How many lines in this data contain the string "stroke"? Reply with the number only.

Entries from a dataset
◆ ◆ ◆ ◆ ◆

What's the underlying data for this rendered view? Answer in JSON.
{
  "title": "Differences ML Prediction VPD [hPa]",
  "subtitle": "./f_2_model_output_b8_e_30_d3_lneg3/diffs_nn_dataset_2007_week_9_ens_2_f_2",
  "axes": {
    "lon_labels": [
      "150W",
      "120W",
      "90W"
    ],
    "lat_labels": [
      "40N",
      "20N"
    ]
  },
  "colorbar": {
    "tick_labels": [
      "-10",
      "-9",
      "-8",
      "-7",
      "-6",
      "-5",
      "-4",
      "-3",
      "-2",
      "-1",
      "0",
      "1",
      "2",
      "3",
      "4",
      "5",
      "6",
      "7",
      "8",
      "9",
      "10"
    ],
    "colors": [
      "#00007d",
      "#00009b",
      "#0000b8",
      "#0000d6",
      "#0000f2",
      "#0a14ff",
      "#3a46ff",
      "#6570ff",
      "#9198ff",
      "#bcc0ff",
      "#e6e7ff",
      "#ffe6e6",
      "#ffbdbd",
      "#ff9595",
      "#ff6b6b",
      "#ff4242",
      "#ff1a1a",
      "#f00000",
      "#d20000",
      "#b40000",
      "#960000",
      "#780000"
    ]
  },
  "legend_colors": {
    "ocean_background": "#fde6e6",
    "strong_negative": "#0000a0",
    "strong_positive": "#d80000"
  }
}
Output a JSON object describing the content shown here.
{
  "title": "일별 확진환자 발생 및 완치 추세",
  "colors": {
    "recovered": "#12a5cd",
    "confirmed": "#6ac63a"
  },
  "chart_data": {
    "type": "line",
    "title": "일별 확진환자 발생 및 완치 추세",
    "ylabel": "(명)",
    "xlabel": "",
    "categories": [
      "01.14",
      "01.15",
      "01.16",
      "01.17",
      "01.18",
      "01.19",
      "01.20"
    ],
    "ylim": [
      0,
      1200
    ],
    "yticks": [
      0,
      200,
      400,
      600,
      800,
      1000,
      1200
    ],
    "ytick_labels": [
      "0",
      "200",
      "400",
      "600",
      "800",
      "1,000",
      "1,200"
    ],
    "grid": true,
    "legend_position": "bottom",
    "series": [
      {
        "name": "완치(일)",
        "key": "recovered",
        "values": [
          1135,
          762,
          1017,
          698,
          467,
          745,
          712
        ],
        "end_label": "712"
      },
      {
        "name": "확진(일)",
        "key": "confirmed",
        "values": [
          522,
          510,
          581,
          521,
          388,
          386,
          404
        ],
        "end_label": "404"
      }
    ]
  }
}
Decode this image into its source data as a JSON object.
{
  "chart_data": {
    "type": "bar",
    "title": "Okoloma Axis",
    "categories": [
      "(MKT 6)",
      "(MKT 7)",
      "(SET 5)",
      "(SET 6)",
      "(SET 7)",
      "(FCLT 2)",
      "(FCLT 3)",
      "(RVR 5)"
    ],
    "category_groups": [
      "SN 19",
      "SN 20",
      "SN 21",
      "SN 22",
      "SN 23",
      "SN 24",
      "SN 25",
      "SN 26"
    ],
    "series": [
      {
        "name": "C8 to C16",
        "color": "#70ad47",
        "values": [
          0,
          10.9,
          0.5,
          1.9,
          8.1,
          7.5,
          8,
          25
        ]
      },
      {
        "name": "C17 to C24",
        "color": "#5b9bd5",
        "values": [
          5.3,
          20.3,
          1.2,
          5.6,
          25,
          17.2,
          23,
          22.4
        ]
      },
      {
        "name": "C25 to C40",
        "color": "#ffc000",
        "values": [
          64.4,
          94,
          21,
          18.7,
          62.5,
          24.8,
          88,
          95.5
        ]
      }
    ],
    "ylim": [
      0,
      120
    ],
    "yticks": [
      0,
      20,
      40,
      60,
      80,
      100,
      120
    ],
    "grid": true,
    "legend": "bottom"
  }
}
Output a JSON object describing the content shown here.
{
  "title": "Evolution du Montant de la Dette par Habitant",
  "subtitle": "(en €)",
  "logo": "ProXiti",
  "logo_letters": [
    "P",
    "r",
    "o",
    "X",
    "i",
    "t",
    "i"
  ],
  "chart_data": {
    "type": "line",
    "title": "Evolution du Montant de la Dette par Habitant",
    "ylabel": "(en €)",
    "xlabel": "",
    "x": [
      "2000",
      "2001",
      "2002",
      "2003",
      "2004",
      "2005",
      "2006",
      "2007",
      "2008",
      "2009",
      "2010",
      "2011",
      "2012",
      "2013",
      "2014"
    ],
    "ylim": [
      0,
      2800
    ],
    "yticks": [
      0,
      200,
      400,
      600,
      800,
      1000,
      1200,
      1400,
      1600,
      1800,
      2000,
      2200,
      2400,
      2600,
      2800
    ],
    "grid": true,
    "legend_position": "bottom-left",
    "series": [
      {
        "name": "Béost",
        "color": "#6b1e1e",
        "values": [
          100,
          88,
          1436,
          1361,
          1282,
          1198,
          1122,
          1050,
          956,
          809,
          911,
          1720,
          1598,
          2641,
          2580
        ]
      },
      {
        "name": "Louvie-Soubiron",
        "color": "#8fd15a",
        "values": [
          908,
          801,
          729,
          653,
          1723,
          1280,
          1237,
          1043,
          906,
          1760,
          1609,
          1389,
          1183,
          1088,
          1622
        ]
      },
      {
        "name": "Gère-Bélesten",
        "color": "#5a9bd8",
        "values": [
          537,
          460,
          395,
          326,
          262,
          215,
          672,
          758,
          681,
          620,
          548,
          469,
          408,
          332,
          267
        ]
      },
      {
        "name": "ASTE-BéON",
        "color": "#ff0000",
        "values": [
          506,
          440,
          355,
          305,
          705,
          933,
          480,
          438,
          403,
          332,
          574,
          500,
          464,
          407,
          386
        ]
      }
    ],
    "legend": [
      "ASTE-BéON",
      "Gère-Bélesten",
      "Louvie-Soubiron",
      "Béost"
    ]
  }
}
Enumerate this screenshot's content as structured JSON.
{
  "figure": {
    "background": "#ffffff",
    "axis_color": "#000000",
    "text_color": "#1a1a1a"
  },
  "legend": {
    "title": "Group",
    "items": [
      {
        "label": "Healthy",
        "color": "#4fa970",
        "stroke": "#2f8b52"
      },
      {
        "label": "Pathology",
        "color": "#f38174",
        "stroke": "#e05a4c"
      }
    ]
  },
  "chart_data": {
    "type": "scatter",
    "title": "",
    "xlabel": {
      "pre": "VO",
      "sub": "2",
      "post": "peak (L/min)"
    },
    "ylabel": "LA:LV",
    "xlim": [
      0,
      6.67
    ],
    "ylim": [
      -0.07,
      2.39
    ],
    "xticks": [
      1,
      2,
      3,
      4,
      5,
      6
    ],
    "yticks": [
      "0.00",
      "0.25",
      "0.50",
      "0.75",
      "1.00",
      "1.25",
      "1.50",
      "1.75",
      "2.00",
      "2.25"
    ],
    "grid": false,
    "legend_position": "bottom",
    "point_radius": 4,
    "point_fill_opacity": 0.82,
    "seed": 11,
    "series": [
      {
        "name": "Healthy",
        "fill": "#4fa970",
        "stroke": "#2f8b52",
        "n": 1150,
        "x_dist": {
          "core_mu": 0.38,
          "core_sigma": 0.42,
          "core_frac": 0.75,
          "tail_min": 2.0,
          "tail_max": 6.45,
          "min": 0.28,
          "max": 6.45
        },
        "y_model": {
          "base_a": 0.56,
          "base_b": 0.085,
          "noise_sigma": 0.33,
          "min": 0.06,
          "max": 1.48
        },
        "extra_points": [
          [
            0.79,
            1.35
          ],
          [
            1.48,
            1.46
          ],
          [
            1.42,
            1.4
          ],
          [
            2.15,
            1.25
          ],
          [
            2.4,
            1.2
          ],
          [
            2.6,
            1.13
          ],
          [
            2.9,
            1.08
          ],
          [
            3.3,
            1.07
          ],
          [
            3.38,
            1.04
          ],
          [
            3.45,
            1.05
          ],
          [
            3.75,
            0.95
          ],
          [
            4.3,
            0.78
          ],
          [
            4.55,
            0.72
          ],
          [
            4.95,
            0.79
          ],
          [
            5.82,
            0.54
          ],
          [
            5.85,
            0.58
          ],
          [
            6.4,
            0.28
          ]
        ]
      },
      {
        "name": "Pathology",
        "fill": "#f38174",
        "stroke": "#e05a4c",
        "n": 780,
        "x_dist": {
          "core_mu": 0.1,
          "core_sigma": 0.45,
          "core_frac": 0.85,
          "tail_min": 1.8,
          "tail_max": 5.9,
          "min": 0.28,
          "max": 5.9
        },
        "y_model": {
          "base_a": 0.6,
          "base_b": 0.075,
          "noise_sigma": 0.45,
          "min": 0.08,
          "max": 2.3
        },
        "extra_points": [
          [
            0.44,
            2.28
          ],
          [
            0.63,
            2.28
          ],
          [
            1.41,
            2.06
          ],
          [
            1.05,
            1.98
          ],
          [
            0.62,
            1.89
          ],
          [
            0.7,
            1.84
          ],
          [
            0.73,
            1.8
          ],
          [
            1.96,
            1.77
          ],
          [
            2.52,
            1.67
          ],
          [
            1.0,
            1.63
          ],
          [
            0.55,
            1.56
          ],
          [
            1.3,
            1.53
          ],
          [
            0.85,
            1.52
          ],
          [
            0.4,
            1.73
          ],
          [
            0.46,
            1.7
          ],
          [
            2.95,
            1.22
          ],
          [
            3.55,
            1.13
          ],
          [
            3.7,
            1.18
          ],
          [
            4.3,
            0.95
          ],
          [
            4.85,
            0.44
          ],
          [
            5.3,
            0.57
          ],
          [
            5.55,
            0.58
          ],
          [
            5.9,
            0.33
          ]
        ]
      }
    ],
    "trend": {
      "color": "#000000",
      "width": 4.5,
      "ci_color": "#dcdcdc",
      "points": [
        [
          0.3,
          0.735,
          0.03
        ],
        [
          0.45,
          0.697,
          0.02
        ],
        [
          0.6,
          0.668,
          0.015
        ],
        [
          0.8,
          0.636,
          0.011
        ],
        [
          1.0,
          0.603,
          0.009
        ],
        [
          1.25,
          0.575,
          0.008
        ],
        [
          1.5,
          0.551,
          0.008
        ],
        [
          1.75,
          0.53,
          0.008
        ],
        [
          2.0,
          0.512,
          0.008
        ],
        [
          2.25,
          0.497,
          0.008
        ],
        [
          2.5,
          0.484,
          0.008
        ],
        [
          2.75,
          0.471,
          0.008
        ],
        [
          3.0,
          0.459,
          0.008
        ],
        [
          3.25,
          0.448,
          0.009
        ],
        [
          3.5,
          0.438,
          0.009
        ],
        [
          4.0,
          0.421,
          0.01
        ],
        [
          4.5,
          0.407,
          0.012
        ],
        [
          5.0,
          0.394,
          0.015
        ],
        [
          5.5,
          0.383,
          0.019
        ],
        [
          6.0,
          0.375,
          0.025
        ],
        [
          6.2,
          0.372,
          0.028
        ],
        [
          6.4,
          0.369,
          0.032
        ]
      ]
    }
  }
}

◆ ◆ ◆ ◆ ◆

WRITTEN SOLUTION
4